_EXERCISE_: Count lines, not occurrences: report how many lines in the records hold the string "label", and nothing else.

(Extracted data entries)

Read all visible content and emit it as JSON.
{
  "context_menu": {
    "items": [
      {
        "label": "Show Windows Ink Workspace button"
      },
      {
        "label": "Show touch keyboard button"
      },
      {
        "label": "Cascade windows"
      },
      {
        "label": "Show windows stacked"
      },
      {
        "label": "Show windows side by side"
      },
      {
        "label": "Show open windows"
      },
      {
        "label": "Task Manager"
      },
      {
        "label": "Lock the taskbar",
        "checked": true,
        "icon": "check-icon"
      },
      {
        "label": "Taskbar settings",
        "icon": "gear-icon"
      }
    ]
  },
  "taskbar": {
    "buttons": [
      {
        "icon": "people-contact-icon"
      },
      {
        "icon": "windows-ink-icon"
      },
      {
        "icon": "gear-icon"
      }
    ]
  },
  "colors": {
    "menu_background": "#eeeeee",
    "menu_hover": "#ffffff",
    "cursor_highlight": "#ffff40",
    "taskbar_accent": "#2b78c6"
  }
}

_EXERCISE RESPONSE_: 9